= Exercise objective =
Scan the entries below and report only how many lines contain "μόνο".

= Provided information =
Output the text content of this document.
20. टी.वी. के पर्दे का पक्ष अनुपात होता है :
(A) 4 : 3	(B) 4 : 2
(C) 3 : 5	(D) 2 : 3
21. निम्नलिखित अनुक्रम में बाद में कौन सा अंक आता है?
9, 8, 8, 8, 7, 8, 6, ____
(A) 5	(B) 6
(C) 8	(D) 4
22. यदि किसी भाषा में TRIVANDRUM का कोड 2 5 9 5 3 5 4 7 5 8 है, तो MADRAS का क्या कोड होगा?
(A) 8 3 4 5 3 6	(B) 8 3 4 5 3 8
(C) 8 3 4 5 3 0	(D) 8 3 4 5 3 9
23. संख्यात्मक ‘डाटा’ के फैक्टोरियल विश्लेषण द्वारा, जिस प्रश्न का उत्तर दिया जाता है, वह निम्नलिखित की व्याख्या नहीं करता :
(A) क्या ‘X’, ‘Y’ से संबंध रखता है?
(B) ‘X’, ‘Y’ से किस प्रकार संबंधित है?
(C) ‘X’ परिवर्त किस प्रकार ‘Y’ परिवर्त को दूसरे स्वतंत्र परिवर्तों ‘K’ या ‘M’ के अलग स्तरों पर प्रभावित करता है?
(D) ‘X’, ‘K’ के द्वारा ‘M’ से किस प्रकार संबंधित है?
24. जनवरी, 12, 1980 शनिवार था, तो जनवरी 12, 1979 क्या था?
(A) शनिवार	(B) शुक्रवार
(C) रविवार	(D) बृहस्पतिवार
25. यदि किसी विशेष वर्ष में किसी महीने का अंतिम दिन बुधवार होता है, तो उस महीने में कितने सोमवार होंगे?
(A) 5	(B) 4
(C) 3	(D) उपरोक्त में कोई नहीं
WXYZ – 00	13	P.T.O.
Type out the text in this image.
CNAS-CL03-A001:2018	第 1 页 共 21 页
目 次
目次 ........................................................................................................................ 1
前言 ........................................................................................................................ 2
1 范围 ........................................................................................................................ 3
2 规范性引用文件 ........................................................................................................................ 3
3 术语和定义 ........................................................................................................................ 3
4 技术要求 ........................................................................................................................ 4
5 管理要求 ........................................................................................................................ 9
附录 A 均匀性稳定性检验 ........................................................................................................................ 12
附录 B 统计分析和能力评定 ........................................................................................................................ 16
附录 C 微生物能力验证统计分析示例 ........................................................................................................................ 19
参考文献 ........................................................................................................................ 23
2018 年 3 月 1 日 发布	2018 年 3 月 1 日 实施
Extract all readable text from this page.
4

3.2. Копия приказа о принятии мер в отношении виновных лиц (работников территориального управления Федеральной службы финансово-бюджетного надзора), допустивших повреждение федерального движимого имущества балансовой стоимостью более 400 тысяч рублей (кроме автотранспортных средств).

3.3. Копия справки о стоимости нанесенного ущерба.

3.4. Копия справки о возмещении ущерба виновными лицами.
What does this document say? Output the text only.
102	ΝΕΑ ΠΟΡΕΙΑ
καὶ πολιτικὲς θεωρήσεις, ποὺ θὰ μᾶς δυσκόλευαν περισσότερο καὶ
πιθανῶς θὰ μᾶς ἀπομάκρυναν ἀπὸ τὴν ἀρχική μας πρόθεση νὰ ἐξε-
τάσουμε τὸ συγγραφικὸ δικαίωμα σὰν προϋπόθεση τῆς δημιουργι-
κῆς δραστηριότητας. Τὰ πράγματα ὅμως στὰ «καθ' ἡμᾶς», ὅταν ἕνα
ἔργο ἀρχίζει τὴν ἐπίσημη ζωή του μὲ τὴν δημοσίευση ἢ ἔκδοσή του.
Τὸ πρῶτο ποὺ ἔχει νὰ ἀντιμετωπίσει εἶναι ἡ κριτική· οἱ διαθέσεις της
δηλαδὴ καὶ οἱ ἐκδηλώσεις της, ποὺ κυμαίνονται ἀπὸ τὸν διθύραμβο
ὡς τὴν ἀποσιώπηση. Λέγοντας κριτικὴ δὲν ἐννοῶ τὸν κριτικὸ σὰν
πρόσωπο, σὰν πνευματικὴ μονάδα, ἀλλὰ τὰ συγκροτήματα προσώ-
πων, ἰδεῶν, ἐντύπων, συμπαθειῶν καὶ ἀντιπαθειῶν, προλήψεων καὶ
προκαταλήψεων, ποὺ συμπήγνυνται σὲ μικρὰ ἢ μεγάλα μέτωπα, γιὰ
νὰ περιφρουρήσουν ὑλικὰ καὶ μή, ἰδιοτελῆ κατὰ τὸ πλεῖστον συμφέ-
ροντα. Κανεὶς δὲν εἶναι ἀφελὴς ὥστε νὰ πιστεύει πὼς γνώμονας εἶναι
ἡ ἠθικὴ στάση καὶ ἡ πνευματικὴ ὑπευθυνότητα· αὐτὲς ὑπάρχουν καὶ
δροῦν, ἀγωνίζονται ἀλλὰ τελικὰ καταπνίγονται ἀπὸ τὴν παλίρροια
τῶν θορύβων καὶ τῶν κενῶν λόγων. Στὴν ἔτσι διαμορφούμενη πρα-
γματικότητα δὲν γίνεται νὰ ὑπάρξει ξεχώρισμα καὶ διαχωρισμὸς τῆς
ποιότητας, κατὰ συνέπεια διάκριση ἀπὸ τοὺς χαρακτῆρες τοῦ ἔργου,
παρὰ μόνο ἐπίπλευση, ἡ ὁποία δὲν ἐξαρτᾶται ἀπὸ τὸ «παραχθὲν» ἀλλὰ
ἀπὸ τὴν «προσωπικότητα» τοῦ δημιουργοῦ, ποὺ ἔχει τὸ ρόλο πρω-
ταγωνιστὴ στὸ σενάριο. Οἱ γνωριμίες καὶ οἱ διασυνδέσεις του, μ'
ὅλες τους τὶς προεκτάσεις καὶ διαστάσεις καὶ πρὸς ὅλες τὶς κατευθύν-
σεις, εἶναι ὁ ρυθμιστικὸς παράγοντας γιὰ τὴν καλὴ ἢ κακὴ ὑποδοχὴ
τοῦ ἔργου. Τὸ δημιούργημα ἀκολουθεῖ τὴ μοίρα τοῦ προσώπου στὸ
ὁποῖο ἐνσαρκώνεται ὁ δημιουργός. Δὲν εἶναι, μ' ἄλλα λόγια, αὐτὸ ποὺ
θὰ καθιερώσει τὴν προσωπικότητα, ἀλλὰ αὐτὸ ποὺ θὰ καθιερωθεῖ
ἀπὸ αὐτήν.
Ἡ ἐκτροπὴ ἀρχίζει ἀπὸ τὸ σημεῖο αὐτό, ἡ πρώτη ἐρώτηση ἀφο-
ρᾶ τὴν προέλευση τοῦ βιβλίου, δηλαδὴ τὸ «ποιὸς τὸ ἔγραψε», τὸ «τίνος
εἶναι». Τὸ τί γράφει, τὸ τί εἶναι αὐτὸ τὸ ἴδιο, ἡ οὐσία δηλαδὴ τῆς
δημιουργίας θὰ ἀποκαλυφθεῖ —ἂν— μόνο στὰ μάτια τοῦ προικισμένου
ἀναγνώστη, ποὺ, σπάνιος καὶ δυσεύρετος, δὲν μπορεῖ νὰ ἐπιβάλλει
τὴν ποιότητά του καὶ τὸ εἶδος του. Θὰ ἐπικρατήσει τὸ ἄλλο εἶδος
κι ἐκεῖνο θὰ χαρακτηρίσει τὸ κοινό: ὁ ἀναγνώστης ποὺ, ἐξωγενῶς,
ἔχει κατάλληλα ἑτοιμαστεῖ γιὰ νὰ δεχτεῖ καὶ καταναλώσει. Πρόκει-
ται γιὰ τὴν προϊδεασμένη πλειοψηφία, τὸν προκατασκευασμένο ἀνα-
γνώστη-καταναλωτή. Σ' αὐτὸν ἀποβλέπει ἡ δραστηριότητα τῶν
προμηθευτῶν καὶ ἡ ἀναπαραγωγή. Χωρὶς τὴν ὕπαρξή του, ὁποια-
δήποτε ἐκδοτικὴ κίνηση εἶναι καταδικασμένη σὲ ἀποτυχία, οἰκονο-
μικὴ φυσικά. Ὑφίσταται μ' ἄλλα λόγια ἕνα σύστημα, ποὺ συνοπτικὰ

= The result =
2